What the task asks. Find how many lines in the material hold the word "this", then state that number and nothing more.
__________________________________________________
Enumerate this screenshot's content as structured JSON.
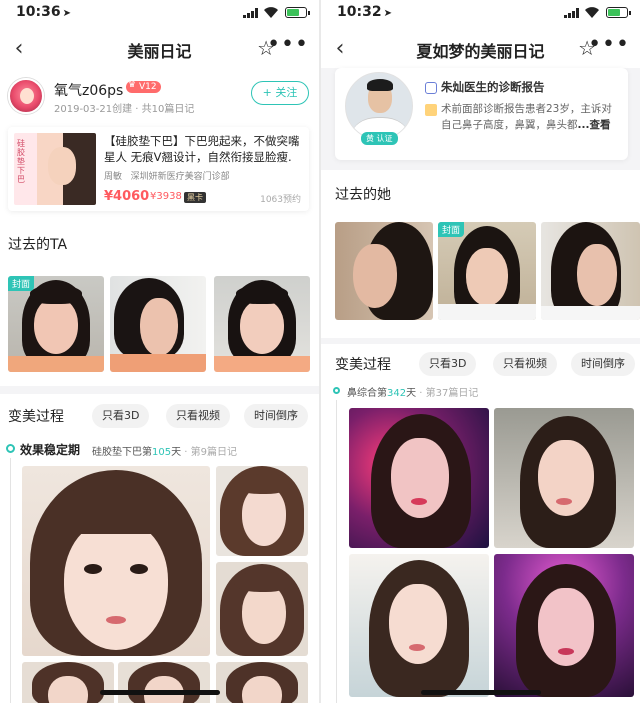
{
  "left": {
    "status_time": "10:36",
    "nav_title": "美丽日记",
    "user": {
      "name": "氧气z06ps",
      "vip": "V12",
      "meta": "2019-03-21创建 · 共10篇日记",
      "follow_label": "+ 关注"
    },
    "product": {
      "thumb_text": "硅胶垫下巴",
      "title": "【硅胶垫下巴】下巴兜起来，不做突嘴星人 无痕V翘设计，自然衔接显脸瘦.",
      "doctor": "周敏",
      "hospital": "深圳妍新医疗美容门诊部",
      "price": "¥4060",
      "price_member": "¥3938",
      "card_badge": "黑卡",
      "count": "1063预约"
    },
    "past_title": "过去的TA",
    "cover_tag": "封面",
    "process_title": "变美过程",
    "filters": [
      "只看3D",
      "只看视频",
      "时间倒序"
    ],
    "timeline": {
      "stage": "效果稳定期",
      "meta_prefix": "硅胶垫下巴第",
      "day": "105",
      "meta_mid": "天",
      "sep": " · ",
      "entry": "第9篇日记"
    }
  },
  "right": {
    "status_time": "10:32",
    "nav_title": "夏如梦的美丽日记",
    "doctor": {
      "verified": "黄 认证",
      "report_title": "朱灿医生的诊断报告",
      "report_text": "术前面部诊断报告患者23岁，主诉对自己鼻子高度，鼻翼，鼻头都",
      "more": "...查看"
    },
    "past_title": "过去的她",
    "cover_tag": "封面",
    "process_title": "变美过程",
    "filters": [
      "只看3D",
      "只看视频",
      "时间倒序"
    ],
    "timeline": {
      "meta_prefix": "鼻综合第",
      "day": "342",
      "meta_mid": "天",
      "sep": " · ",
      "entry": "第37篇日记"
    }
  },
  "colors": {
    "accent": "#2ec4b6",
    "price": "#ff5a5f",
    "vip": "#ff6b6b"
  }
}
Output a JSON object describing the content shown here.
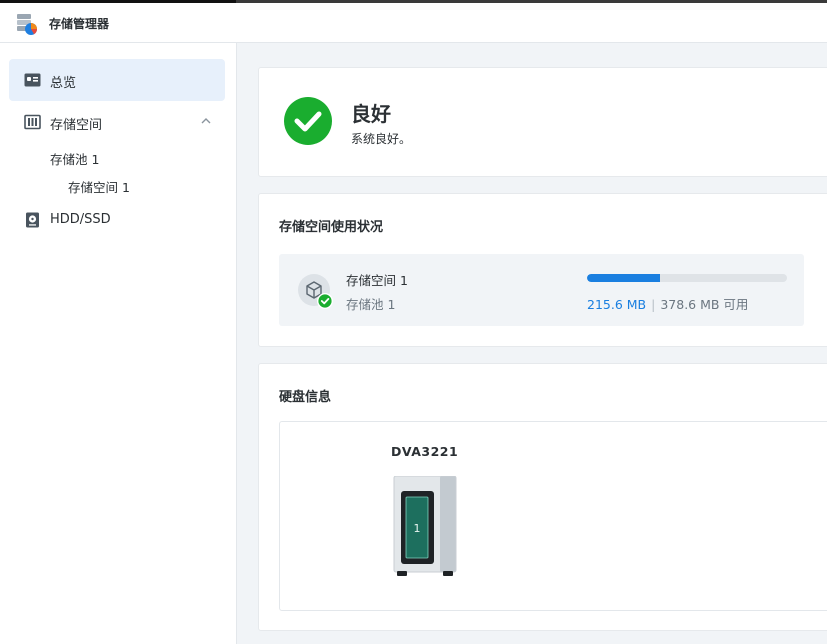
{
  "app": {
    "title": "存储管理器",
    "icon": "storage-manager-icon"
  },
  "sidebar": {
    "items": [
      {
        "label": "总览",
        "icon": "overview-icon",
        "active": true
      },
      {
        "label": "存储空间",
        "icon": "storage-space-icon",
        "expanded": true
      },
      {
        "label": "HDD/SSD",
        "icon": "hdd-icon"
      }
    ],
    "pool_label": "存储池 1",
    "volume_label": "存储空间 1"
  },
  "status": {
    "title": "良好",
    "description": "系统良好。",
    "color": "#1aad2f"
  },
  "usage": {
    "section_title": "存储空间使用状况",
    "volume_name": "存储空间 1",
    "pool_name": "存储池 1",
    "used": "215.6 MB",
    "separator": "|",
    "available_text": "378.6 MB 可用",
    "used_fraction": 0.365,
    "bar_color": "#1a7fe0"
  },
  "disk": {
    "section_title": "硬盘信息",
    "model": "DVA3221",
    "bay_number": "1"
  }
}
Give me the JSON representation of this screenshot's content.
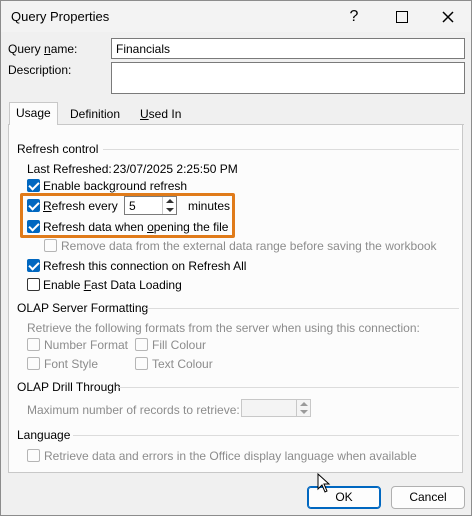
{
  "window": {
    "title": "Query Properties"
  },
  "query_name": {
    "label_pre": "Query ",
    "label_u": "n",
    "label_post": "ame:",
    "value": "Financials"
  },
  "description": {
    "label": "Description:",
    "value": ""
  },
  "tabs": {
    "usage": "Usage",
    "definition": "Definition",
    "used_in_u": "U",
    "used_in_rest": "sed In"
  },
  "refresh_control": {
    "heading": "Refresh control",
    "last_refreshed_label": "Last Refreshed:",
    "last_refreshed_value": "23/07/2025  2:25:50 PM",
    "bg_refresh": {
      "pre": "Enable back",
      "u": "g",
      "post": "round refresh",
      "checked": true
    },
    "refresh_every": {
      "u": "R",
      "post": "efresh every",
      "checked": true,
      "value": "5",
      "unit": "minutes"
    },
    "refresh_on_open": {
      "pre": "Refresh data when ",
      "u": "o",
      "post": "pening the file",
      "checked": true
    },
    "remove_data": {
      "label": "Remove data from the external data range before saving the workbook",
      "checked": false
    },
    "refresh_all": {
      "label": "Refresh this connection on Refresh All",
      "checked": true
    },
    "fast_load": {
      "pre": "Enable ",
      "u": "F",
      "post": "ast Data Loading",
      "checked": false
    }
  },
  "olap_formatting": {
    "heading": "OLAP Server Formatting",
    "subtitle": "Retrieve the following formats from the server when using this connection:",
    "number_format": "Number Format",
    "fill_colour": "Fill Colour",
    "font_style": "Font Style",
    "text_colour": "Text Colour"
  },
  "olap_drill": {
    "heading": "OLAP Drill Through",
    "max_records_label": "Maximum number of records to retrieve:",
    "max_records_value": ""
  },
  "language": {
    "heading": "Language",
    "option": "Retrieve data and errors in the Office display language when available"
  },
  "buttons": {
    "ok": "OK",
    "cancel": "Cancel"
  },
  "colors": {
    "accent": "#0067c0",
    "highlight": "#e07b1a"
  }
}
__________________________________________________
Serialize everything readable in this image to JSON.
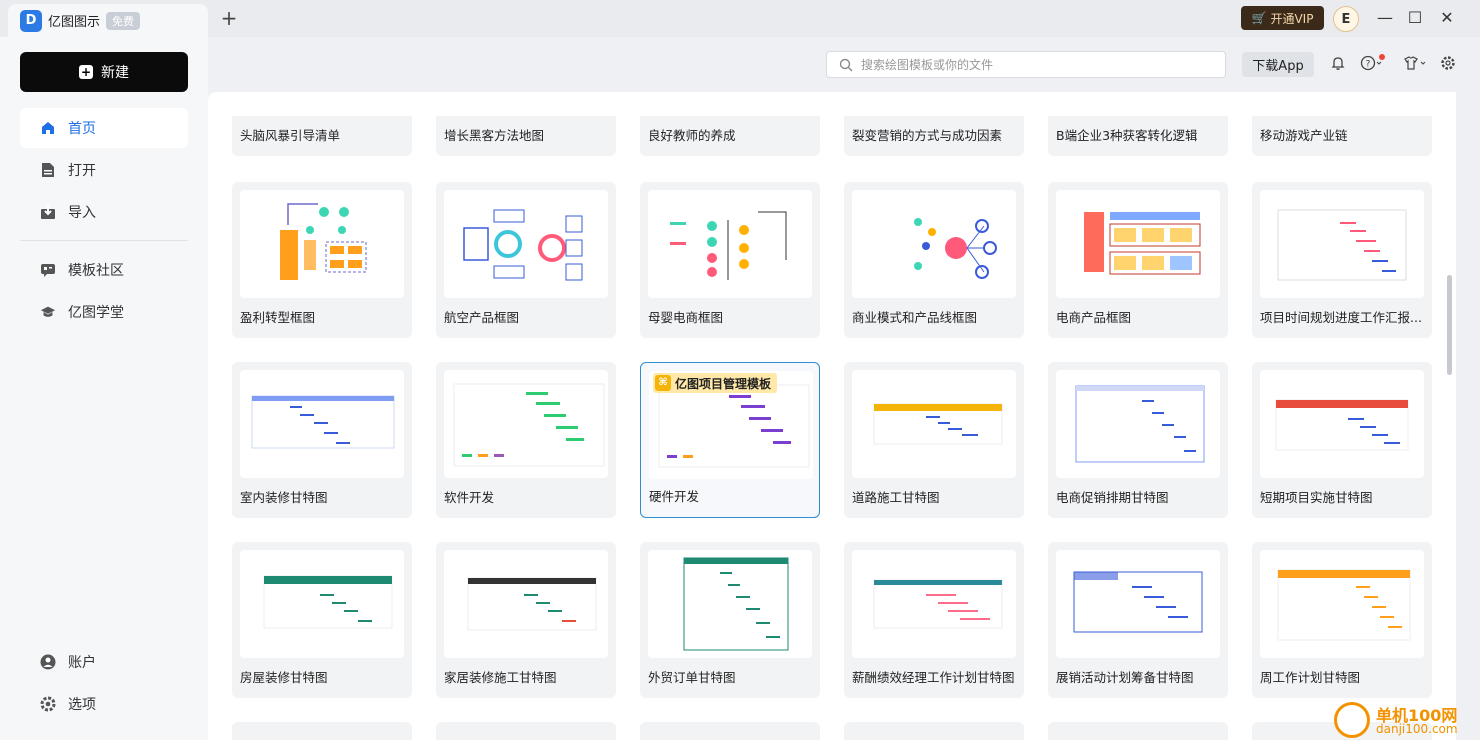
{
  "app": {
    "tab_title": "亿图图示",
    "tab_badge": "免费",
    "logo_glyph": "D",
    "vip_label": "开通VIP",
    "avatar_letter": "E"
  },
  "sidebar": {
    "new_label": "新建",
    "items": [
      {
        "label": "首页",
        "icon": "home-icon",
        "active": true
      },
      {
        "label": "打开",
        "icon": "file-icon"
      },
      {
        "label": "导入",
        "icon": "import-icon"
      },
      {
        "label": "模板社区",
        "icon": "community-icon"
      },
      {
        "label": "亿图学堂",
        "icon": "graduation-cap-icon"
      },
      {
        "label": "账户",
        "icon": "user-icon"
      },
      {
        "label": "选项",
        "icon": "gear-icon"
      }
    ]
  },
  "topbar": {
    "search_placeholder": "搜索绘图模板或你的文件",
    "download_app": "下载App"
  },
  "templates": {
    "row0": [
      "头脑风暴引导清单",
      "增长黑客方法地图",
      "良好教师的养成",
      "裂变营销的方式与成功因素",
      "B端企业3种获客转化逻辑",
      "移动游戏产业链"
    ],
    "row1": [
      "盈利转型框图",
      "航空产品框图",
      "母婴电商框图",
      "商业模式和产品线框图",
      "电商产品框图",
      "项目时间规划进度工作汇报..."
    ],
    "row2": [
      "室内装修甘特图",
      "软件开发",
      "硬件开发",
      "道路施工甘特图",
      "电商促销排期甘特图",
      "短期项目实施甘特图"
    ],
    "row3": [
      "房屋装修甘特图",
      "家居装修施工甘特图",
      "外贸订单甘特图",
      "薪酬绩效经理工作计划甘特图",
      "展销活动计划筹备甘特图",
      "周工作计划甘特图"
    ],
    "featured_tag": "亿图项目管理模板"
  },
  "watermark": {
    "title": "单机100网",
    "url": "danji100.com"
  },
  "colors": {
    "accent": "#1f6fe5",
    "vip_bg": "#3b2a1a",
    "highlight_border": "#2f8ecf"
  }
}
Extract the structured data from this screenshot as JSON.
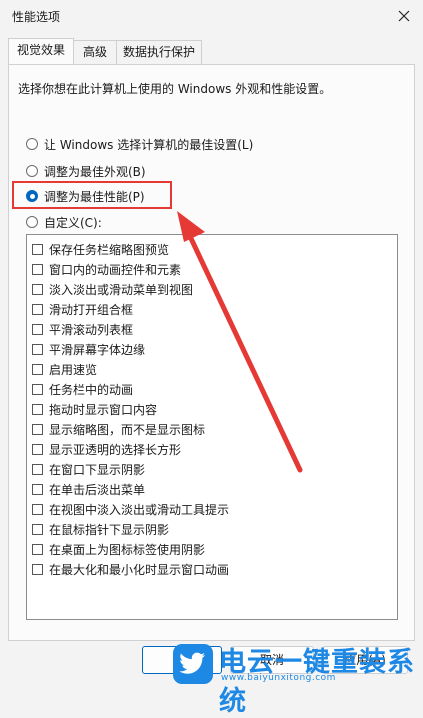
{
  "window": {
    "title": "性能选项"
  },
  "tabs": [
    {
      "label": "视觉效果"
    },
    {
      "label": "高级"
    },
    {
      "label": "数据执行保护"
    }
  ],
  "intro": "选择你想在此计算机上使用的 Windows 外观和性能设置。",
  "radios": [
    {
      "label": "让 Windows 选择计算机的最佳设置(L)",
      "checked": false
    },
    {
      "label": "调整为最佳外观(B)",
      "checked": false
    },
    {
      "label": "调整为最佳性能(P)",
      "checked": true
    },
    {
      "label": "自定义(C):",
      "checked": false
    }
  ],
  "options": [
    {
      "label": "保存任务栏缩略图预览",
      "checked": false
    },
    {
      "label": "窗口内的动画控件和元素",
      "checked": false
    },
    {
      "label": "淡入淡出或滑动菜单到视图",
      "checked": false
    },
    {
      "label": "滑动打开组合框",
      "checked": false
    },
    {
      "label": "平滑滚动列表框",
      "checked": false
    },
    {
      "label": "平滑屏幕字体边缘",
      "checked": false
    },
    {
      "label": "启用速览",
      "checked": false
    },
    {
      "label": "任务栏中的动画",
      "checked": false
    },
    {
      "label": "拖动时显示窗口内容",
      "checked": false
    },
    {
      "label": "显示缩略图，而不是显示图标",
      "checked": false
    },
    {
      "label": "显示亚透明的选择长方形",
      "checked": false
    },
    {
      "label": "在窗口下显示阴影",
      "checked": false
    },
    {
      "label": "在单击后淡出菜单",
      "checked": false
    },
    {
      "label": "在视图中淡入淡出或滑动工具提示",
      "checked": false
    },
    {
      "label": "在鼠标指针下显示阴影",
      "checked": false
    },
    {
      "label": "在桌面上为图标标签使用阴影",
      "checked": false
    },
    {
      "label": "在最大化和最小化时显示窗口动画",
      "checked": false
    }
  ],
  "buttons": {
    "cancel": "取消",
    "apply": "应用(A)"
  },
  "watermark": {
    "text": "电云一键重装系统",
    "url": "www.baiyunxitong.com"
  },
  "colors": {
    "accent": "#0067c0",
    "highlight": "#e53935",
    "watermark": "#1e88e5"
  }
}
__________________________________________________
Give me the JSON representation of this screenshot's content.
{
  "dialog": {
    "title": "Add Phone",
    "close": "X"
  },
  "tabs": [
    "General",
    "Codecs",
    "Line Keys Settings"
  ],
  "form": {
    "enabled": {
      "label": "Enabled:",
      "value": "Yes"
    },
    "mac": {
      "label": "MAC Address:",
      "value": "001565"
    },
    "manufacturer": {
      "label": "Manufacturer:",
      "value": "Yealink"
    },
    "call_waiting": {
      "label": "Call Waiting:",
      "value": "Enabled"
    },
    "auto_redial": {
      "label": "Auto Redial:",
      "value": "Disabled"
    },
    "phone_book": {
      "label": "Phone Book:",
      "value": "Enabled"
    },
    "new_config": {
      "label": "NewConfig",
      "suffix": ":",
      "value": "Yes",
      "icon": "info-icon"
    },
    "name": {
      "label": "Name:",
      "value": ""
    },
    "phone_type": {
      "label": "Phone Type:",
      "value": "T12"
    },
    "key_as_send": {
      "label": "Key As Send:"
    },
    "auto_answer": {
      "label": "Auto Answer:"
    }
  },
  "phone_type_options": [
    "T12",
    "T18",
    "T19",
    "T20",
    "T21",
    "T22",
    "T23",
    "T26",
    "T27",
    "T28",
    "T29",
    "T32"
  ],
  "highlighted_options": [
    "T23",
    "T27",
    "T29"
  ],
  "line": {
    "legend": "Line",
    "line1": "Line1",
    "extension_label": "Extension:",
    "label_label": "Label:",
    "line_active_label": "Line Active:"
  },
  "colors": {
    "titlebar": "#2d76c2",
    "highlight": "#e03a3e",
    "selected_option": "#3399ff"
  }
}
__________________________________________________
Response. 7